- _PROBLEM DETAILS_
Which lines hold the word "Weak"? Show each of them.

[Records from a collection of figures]

+ + + + + + +

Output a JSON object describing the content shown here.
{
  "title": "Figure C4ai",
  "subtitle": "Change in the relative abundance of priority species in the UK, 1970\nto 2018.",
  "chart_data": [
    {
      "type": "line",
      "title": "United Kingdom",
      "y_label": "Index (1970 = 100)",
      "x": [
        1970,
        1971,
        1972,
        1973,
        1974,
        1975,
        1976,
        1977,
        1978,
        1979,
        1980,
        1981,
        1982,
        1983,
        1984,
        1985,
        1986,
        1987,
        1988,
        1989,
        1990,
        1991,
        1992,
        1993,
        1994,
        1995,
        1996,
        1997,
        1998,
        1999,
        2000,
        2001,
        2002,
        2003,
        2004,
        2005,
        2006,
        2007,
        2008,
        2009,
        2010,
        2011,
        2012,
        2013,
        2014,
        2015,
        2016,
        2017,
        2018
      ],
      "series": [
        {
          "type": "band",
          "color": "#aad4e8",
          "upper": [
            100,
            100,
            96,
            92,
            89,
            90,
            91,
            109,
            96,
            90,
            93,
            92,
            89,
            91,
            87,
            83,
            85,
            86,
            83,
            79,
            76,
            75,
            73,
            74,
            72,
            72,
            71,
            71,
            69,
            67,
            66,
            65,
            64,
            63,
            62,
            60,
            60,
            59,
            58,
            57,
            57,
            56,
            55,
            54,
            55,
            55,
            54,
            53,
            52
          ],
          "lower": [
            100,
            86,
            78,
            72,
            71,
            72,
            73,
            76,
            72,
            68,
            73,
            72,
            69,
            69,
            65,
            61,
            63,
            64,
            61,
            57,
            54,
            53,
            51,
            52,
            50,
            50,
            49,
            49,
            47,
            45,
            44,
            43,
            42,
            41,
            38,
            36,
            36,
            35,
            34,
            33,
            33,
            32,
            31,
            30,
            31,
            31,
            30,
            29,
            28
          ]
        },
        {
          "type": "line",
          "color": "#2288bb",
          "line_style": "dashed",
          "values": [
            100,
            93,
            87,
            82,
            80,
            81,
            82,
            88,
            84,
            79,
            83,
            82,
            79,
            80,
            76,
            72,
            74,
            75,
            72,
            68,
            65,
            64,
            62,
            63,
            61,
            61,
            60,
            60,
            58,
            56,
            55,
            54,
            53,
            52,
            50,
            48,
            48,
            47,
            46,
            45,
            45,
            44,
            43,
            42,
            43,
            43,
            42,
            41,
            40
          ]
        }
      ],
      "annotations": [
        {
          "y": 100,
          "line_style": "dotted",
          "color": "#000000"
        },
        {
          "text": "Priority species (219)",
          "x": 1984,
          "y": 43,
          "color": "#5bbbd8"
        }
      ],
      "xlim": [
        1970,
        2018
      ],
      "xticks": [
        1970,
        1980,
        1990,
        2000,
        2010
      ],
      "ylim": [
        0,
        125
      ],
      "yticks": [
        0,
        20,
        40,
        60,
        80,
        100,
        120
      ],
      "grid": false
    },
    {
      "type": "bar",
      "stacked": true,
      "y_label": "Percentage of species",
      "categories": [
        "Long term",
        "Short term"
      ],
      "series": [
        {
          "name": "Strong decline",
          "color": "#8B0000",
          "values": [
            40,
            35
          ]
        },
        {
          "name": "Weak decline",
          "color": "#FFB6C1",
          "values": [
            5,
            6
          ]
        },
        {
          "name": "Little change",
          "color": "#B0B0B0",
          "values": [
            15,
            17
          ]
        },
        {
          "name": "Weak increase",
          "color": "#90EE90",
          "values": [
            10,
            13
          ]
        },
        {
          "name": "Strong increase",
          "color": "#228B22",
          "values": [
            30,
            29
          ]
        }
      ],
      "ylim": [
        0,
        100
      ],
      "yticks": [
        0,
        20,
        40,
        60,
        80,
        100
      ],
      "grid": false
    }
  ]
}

+ + + + + + +

- _RESPONSE BELOW_
          "name": "Weak decline",
          "name": "Weak increase",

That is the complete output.